» Task prompt
An exact copy of the data is required. No picture may appear in it.

» Records for this exercise
■ ■ ■ ■

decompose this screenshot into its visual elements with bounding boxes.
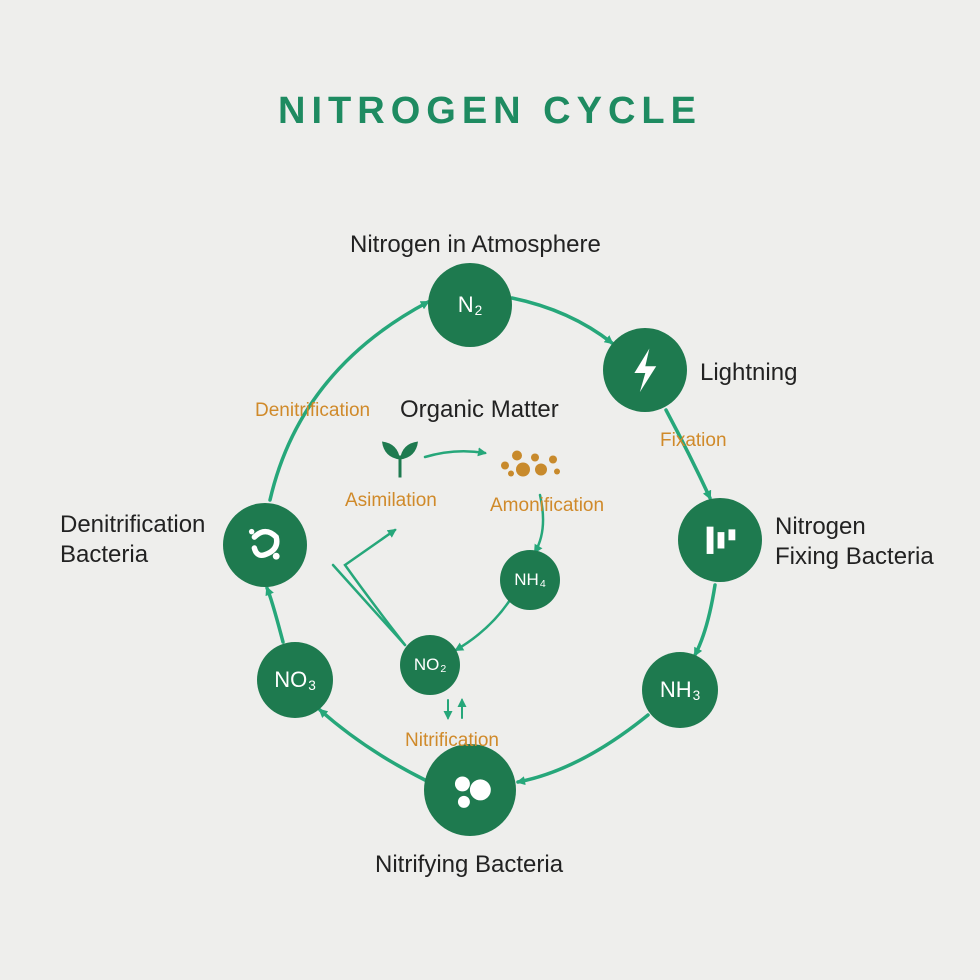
node-formula-nh4: NH4 (514, 570, 545, 591)
label-org: Organic Matter (400, 395, 559, 425)
lightning-icon (618, 343, 673, 398)
process-label-denit: Denitrification (255, 400, 370, 422)
bact-icon (238, 518, 293, 573)
node-nitrify (424, 744, 516, 836)
arrow-a1 (512, 298, 612, 343)
node-denitb (223, 503, 307, 587)
label-nitrl: Nitrifying Bacteria (375, 850, 563, 880)
bars-icon (693, 513, 748, 568)
arrows-layer (0, 0, 980, 980)
process-label-fix: Fixation (660, 430, 727, 452)
label-nfixl: Nitrogen Fixing Bacteria (775, 512, 934, 572)
node-no2: NO2 (400, 635, 460, 695)
organic-matter-dots-icon (495, 446, 565, 485)
process-label-nitr: Nitrification (405, 730, 499, 752)
node-nh4: NH4 (500, 550, 560, 610)
label-light: Lightning (700, 358, 797, 388)
node-nfix (678, 498, 762, 582)
node-formula-no2: NO2 (414, 655, 446, 676)
plant-icon (378, 438, 422, 483)
process-label-amon: Amonification (490, 495, 604, 517)
arrow-a2 (666, 410, 710, 498)
arrow-a6 (267, 588, 283, 642)
node-formula-n2: N2 (458, 292, 482, 318)
node-nh3: NH3 (642, 652, 718, 728)
dots3-icon (440, 760, 500, 820)
node-n2: N2 (428, 263, 512, 347)
process-label-asim: Asimilation (345, 490, 437, 512)
arrow-a10 (456, 600, 510, 650)
arrow-a11 (345, 530, 405, 645)
node-formula-nh3: NH3 (660, 677, 700, 703)
diagram-title: NITROGEN CYCLE (0, 90, 980, 133)
node-lightning (603, 328, 687, 412)
label-atm: Nitrogen in Atmosphere (350, 230, 601, 260)
node-no3: NO3 (257, 642, 333, 718)
label-denitl: Denitrification Bacteria (60, 510, 205, 570)
arrow-a3 (695, 585, 715, 655)
arrow-a12 (333, 565, 405, 645)
node-formula-no3: NO3 (274, 667, 316, 693)
arrow-a8 (425, 451, 485, 457)
arrow-a4 (518, 715, 648, 782)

■ ■ ■ ■

» Solution to this problem
decompose this screenshot into its visual elements with bounding boxes.
node-formula-nh4: NH4 (514, 570, 545, 591)
label-org: Organic Matter (400, 395, 559, 425)
lightning-icon (618, 343, 673, 398)
process-label-denit: Denitrification (255, 400, 370, 422)
bact-icon (238, 518, 293, 573)
node-nitrify (424, 744, 516, 836)
arrow-a1 (512, 298, 612, 343)
node-denitb (223, 503, 307, 587)
label-nitrl: Nitrifying Bacteria (375, 850, 563, 880)
bars-icon (693, 513, 748, 568)
arrows-layer (0, 0, 980, 980)
process-label-fix: Fixation (660, 430, 727, 452)
label-nfixl: Nitrogen Fixing Bacteria (775, 512, 934, 572)
node-no2: NO2 (400, 635, 460, 695)
organic-matter-dots-icon (495, 446, 565, 485)
process-label-nitr: Nitrification (405, 730, 499, 752)
node-nh4: NH4 (500, 550, 560, 610)
label-light: Lightning (700, 358, 797, 388)
node-nfix (678, 498, 762, 582)
node-formula-no2: NO2 (414, 655, 446, 676)
plant-icon (378, 438, 422, 483)
process-label-amon: Amonification (490, 495, 604, 517)
arrow-a2 (666, 410, 710, 498)
arrow-a6 (267, 588, 283, 642)
node-formula-n2: N2 (458, 292, 482, 318)
node-nh3: NH3 (642, 652, 718, 728)
dots3-icon (440, 760, 500, 820)
node-n2: N2 (428, 263, 512, 347)
process-label-asim: Asimilation (345, 490, 437, 512)
arrow-a10 (456, 600, 510, 650)
arrow-a11 (345, 530, 405, 645)
node-formula-nh3: NH3 (660, 677, 700, 703)
diagram-title: NITROGEN CYCLE (0, 90, 980, 133)
node-lightning (603, 328, 687, 412)
label-atm: Nitrogen in Atmosphere (350, 230, 601, 260)
node-no3: NO3 (257, 642, 333, 718)
label-denitl: Denitrification Bacteria (60, 510, 205, 570)
arrow-a3 (695, 585, 715, 655)
arrow-a12 (333, 565, 405, 645)
node-formula-no3: NO3 (274, 667, 316, 693)
arrow-a8 (425, 451, 485, 457)
arrow-a4 (518, 715, 648, 782)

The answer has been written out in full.